» **GIVEN INSTRUCTION**
Reproduce every row below word for word, but leave the picture out of your answer.

» **RECORDED INFORMATION**
* * *

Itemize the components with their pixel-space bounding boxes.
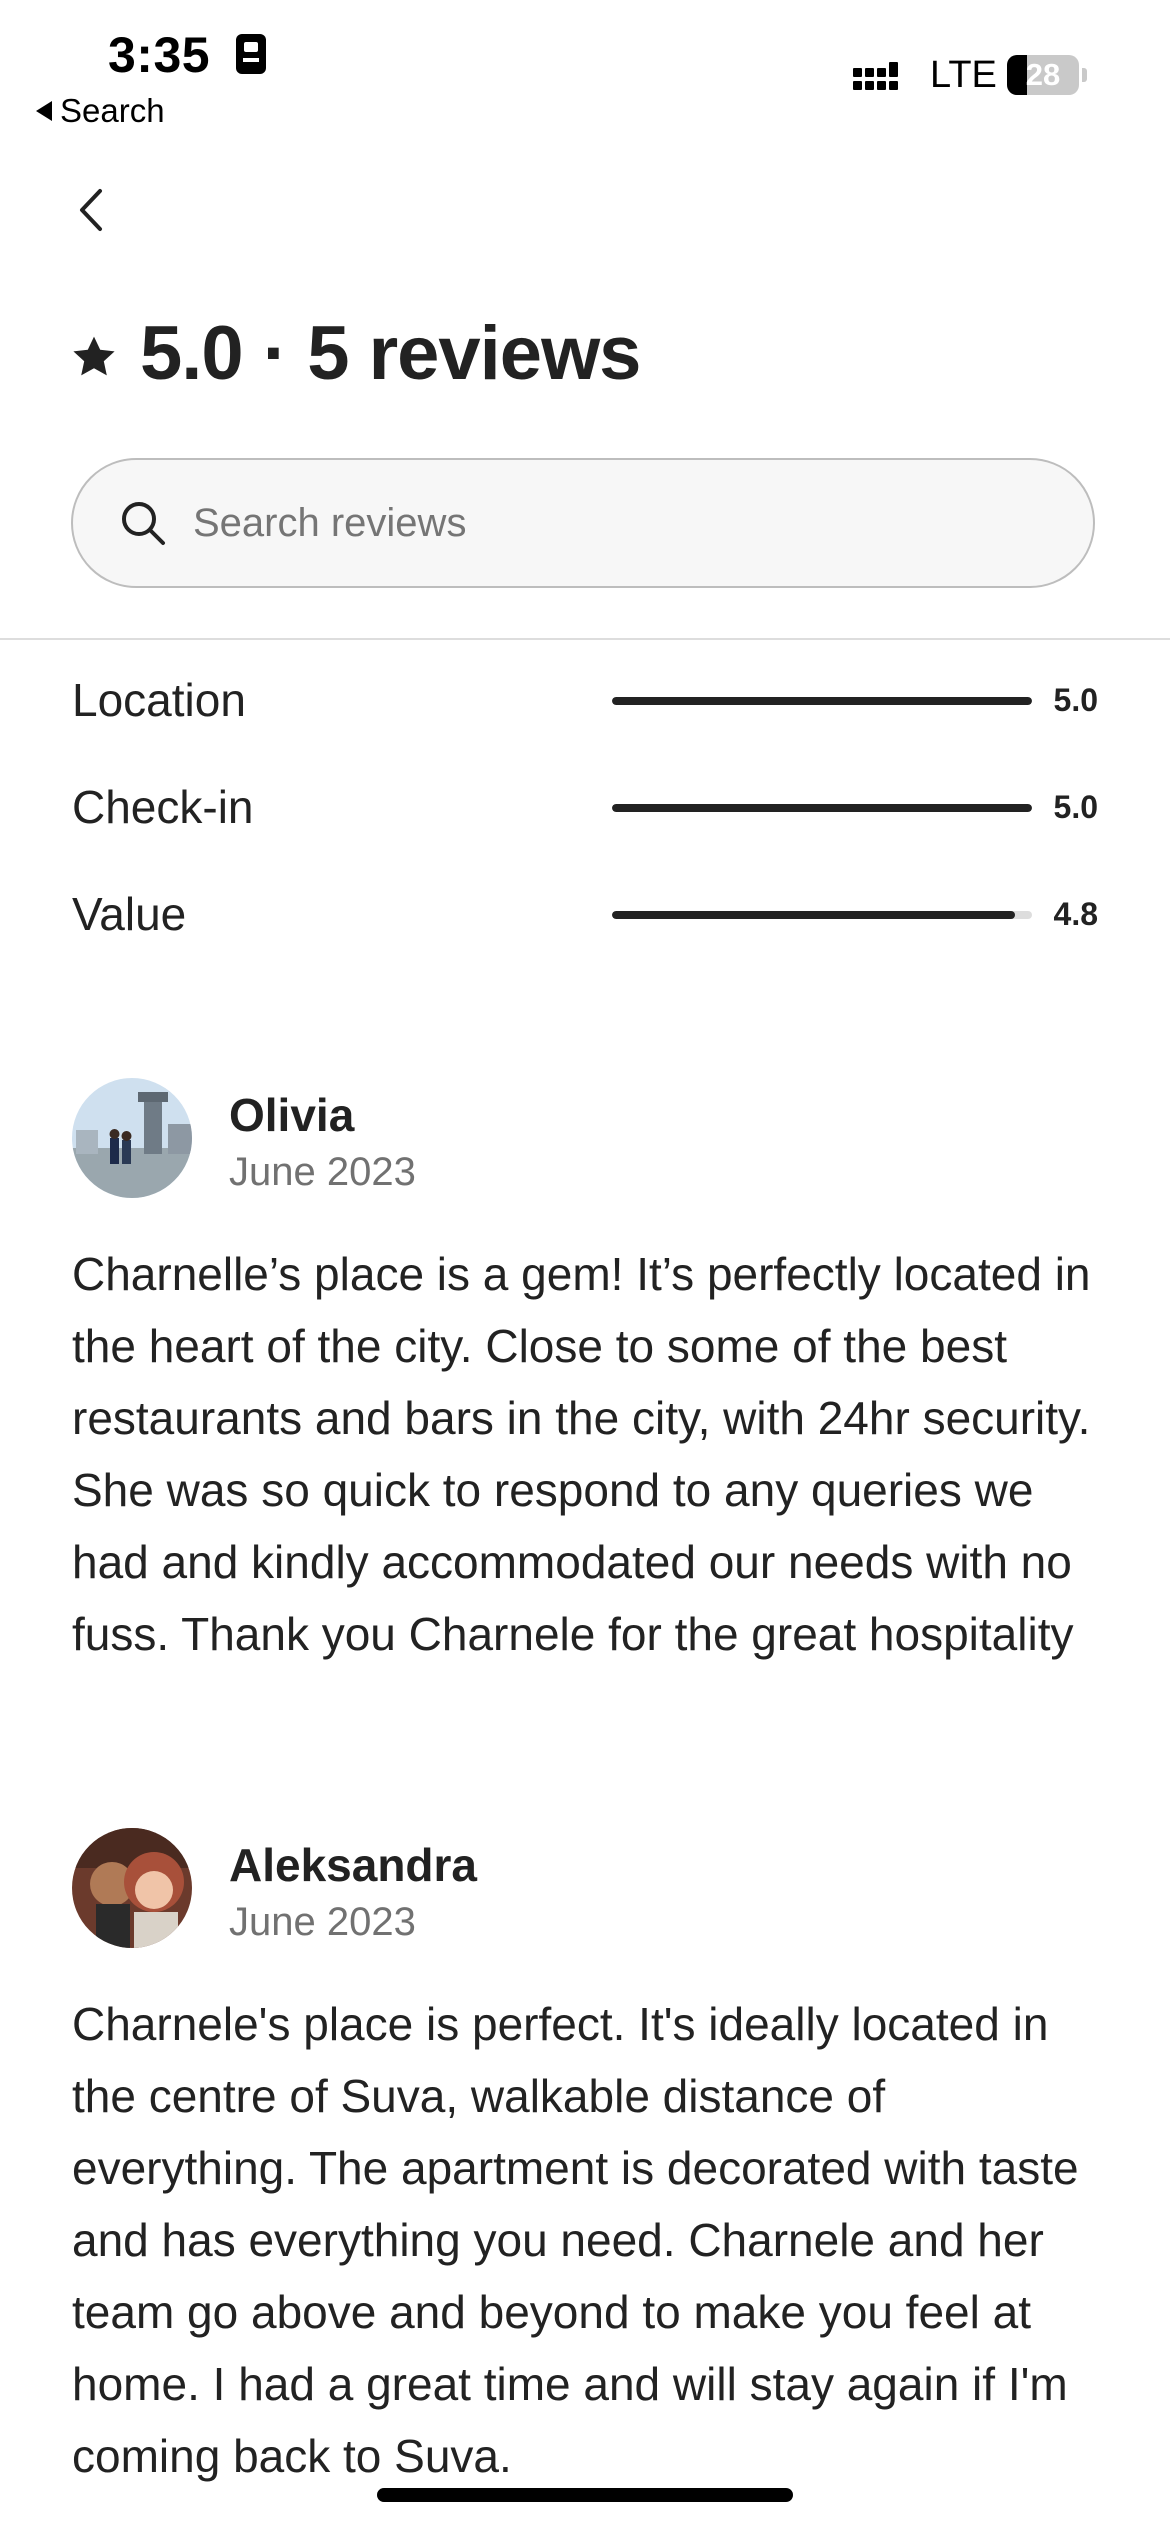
back-to-search-label: Search (60, 92, 165, 129)
category-row-location: Location 5.0 (72, 670, 1098, 730)
rating-bar-fill (612, 804, 1032, 812)
back-button[interactable] (68, 185, 118, 235)
category-label: Value (72, 888, 187, 940)
category-label: Check-in (72, 781, 254, 833)
category-row-check-in: Check-in 5.0 (72, 777, 1098, 837)
chevron-left-icon (80, 189, 102, 231)
category-row-value: Value 4.8 (72, 884, 1098, 944)
category-label: Location (72, 674, 246, 726)
status-time: 3:35 (108, 27, 211, 83)
category-score: 5.0 (1053, 682, 1098, 718)
category-score: 5.0 (1053, 789, 1098, 825)
search-icon (122, 502, 165, 545)
rating-bar-track (612, 804, 1032, 812)
review-text: Charnelle’s place is a gem! It’s perfect… (72, 1248, 1091, 1660)
rating-bar-fill (612, 697, 1032, 705)
search-reviews-box[interactable] (71, 458, 1095, 588)
review-text: Charnele's place is perfect. It's ideall… (72, 1998, 1079, 2482)
signal-icon (853, 58, 913, 98)
status-bar: 3:35 Search LTE 28 (0, 0, 1170, 140)
rating-bar-track (612, 697, 1032, 705)
review-date: June 2023 (229, 1150, 416, 1194)
rating-bar-fill (612, 911, 1016, 919)
reviewer-name[interactable]: Aleksandra (229, 1838, 477, 1892)
back-to-search-link[interactable]: Search (36, 92, 165, 130)
reviewer-name[interactable]: Olivia (229, 1088, 354, 1142)
battery-percent: 28 (1025, 57, 1061, 92)
avatar[interactable] (72, 1828, 192, 1948)
avatar[interactable] (72, 1078, 192, 1198)
category-score: 4.8 (1053, 896, 1098, 932)
divider (0, 638, 1170, 640)
battery-icon: 28 (1007, 55, 1089, 97)
home-indicator[interactable] (377, 2488, 793, 2502)
rating-header: 5.0 · 5 reviews (70, 310, 641, 397)
rating-summary: 5.0 · 5 reviews (140, 311, 641, 396)
network-type: LTE (930, 54, 997, 96)
back-triangle-icon (36, 101, 52, 121)
id-badge-icon (236, 34, 266, 74)
star-icon (73, 336, 115, 375)
rating-bar-track (612, 911, 1032, 919)
review-date: June 2023 (229, 1900, 416, 1944)
search-reviews-input[interactable] (191, 499, 995, 547)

* * *

» **COMPLETE OUTPUT**
Itemize the components with their pixel-space bounding boxes.
back-to-search-label: Search (60, 92, 165, 129)
category-row-location: Location 5.0 (72, 670, 1098, 730)
rating-bar-fill (612, 804, 1032, 812)
back-button[interactable] (68, 185, 118, 235)
category-label: Value (72, 888, 187, 940)
category-label: Check-in (72, 781, 254, 833)
category-row-check-in: Check-in 5.0 (72, 777, 1098, 837)
chevron-left-icon (80, 189, 102, 231)
category-row-value: Value 4.8 (72, 884, 1098, 944)
category-label: Location (72, 674, 246, 726)
status-time: 3:35 (108, 27, 211, 83)
category-score: 5.0 (1053, 682, 1098, 718)
category-score: 5.0 (1053, 789, 1098, 825)
search-icon (122, 502, 165, 545)
rating-bar-track (612, 804, 1032, 812)
review-text: Charnelle’s place is a gem! It’s perfect… (72, 1248, 1091, 1660)
rating-bar-fill (612, 697, 1032, 705)
search-reviews-box[interactable] (71, 458, 1095, 588)
review-text: Charnele's place is perfect. It's ideall… (72, 1998, 1079, 2482)
signal-icon (853, 58, 913, 98)
status-bar: 3:35 Search LTE 28 (0, 0, 1170, 140)
rating-bar-track (612, 697, 1032, 705)
review-date: June 2023 (229, 1150, 416, 1194)
rating-bar-fill (612, 911, 1016, 919)
reviewer-name[interactable]: Aleksandra (229, 1838, 477, 1892)
back-to-search-link[interactable]: Search (36, 92, 165, 130)
reviewer-name[interactable]: Olivia (229, 1088, 354, 1142)
battery-percent: 28 (1025, 57, 1061, 92)
avatar[interactable] (72, 1828, 192, 1948)
avatar[interactable] (72, 1078, 192, 1198)
category-score: 4.8 (1053, 896, 1098, 932)
divider (0, 638, 1170, 640)
battery-icon: 28 (1007, 55, 1089, 97)
home-indicator[interactable] (377, 2488, 793, 2502)
rating-header: 5.0 · 5 reviews (70, 310, 641, 397)
rating-summary: 5.0 · 5 reviews (140, 311, 641, 396)
network-type: LTE (930, 54, 997, 96)
back-triangle-icon (36, 101, 52, 121)
id-badge-icon (236, 34, 266, 74)
star-icon (73, 336, 115, 375)
rating-bar-track (612, 911, 1032, 919)
review-date: June 2023 (229, 1900, 416, 1944)
search-reviews-input[interactable] (191, 499, 995, 547)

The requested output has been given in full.